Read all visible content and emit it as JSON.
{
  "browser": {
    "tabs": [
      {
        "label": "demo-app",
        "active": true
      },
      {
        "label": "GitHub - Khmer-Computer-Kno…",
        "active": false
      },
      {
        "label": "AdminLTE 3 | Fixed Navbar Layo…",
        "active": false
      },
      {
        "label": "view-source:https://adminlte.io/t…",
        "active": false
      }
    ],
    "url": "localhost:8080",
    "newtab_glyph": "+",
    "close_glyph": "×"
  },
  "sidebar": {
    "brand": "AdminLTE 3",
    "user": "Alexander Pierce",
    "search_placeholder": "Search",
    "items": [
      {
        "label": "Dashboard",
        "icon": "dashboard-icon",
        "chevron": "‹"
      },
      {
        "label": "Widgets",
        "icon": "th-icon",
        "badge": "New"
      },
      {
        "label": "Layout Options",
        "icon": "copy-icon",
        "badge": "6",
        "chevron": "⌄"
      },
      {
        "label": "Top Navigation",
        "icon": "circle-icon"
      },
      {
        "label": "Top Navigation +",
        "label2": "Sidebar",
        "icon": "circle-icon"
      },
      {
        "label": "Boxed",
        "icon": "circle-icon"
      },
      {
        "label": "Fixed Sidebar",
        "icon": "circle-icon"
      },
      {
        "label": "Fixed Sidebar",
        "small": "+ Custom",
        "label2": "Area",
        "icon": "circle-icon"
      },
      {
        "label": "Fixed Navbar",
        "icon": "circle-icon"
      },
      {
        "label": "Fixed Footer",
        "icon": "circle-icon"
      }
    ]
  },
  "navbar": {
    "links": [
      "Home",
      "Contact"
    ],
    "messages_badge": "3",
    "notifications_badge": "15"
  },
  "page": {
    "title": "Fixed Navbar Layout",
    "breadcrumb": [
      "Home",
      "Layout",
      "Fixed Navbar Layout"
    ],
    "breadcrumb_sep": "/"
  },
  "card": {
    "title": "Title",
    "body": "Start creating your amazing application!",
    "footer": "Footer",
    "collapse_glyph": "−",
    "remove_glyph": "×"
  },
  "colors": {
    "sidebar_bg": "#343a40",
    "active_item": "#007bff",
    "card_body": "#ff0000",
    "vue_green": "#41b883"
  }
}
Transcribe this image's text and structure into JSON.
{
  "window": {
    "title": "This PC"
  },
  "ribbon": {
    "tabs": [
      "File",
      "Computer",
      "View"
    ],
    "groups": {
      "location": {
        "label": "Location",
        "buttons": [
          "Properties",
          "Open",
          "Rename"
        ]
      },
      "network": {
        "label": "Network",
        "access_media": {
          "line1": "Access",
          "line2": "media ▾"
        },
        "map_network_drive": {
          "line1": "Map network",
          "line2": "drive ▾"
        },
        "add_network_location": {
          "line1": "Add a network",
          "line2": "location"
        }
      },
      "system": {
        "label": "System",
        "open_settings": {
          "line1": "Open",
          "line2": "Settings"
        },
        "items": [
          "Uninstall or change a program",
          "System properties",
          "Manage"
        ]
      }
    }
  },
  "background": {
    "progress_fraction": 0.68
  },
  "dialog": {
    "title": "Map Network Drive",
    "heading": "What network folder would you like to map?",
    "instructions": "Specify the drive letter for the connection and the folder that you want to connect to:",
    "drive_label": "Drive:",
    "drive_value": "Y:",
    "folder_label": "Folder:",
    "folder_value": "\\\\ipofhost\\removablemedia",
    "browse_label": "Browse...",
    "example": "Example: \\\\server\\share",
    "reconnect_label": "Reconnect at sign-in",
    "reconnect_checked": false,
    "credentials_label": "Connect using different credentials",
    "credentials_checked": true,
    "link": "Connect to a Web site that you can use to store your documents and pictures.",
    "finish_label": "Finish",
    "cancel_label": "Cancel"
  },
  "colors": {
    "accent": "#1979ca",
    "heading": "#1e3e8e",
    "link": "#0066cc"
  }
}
- - -
> TO DO: Output an exact copy of each record.

> TASK RESULT:
Read all visible content and emit it as JSON.
{
  "browser": {
    "tabs": [
      {
        "label": "demo-app",
        "active": true
      },
      {
        "label": "GitHub - Khmer-Computer-Kno…",
        "active": false
      },
      {
        "label": "AdminLTE 3 | Fixed Navbar Layo…",
        "active": false
      },
      {
        "label": "view-source:https://adminlte.io/t…",
        "active": false
      }
    ],
    "url": "localhost:8080",
    "newtab_glyph": "+",
    "close_glyph": "×"
  },
  "sidebar": {
    "brand": "AdminLTE 3",
    "user": "Alexander Pierce",
    "search_placeholder": "Search",
    "items": [
      {
        "label": "Dashboard",
        "icon": "dashboard-icon",
        "chevron": "‹"
      },
      {
        "label": "Widgets",
        "icon": "th-icon",
        "badge": "New"
      },
      {
        "label": "Layout Options",
        "icon": "copy-icon",
        "badge": "6",
        "chevron": "⌄"
      },
      {
        "label": "Top Navigation",
        "icon": "circle-icon"
      },
      {
        "label": "Top Navigation +",
        "label2": "Sidebar",
        "icon": "circle-icon"
      },
      {
        "label": "Boxed",
        "icon": "circle-icon"
      },
      {
        "label": "Fixed Sidebar",
        "icon": "circle-icon"
      },
      {
        "label": "Fixed Sidebar",
        "small": "+ Custom",
        "label2": "Area",
        "icon": "circle-icon"
      },
      {
        "label": "Fixed Navbar",
        "icon": "circle-icon"
      },
      {
        "label": "Fixed Footer",
        "icon": "circle-icon"
      }
    ]
  },
  "navbar": {
    "links": [
      "Home",
      "Contact"
    ],
    "messages_badge": "3",
    "notifications_badge": "15"
  },
  "page": {
    "title": "Fixed Navbar Layout",
    "breadcrumb": [
      "Home",
      "Layout",
      "Fixed Navbar Layout"
    ],
    "breadcrumb_sep": "/"
  },
  "card": {
    "title": "Title",
    "body": "Start creating your amazing application!",
    "footer": "Footer",
    "collapse_glyph": "−",
    "remove_glyph": "×"
  },
  "colors": {
    "sidebar_bg": "#343a40",
    "active_item": "#007bff",
    "card_body": "#ff0000",
    "vue_green": "#41b883"
  }
}
Transcribe this image's text and structure into JSON.
{
  "window": {
    "title": "This PC"
  },
  "ribbon": {
    "tabs": [
      "File",
      "Computer",
      "View"
    ],
    "groups": {
      "location": {
        "label": "Location",
        "buttons": [
          "Properties",
          "Open",
          "Rename"
        ]
      },
      "network": {
        "label": "Network",
        "access_media": {
          "line1": "Access",
          "line2": "media ▾"
        },
        "map_network_drive": {
          "line1": "Map network",
          "line2": "drive ▾"
        },
        "add_network_location": {
          "line1": "Add a network",
          "line2": "location"
        }
      },
      "system": {
        "label": "System",
        "open_settings": {
          "line1": "Open",
          "line2": "Settings"
        },
        "items": [
          "Uninstall or change a program",
          "System properties",
          "Manage"
        ]
      }
    }
  },
  "background": {
    "progress_fraction": 0.68
  },
  "dialog": {
    "title": "Map Network Drive",
    "heading": "What network folder would you like to map?",
    "instructions": "Specify the drive letter for the connection and the folder that you want to connect to:",
    "drive_label": "Drive:",
    "drive_value": "Y:",
    "folder_label": "Folder:",
    "folder_value": "\\\\ipofhost\\removablemedia",
    "browse_label": "Browse...",
    "example": "Example: \\\\server\\share",
    "reconnect_label": "Reconnect at sign-in",
    "reconnect_checked": false,
    "credentials_label": "Connect using different credentials",
    "credentials_checked": true,
    "link": "Connect to a Web site that you can use to store your documents and pictures.",
    "finish_label": "Finish",
    "cancel_label": "Cancel"
  },
  "colors": {
    "accent": "#1979ca",
    "heading": "#1e3e8e",
    "link": "#0066cc"
  }
}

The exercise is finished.